• _Task_: Every line of the records must be repeated exactly; pictures stay out.

Records contained in a dataset:
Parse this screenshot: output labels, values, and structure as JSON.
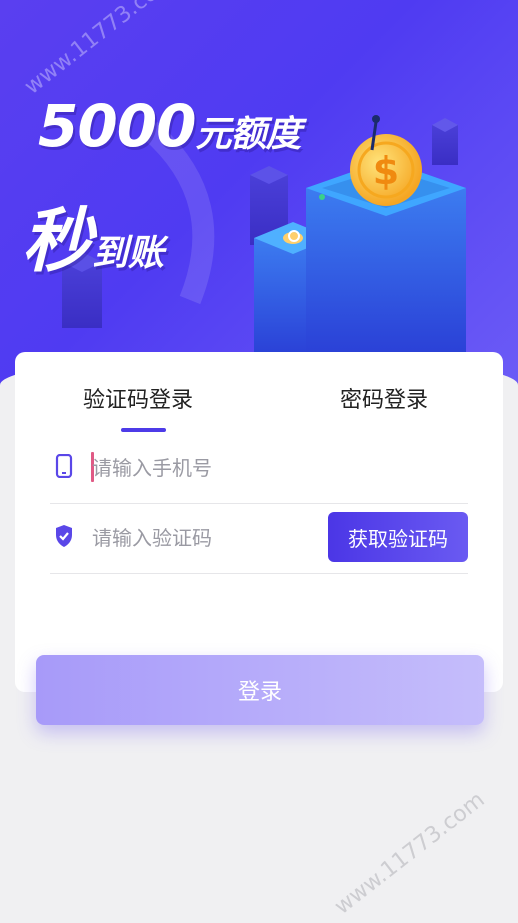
{
  "banner": {
    "headline_number": "5000",
    "headline_suffix": "元额度",
    "sub_big": "秒",
    "sub_small": "到账",
    "watermark": "www.11773.com"
  },
  "tabs": [
    {
      "label": "验证码登录",
      "active": true
    },
    {
      "label": "密码登录",
      "active": false
    }
  ],
  "form": {
    "phone_placeholder": "请输入手机号",
    "code_placeholder": "请输入验证码",
    "get_code_label": "获取验证码"
  },
  "login_label": "登录",
  "colors": {
    "brand": "#4d3be8",
    "login_button": "#b3a8fa",
    "caret": "#e05a85"
  },
  "icons": {
    "phone": "phone-icon",
    "shield": "shield-check-icon"
  }
}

• _Output of the exercise_:
Parse this screenshot: output labels, values, and structure as JSON.
{
  "banner": {
    "headline_number": "5000",
    "headline_suffix": "元额度",
    "sub_big": "秒",
    "sub_small": "到账",
    "watermark": "www.11773.com"
  },
  "tabs": [
    {
      "label": "验证码登录",
      "active": true
    },
    {
      "label": "密码登录",
      "active": false
    }
  ],
  "form": {
    "phone_placeholder": "请输入手机号",
    "code_placeholder": "请输入验证码",
    "get_code_label": "获取验证码"
  },
  "login_label": "登录",
  "colors": {
    "brand": "#4d3be8",
    "login_button": "#b3a8fa",
    "caret": "#e05a85"
  },
  "icons": {
    "phone": "phone-icon",
    "shield": "shield-check-icon"
  }
}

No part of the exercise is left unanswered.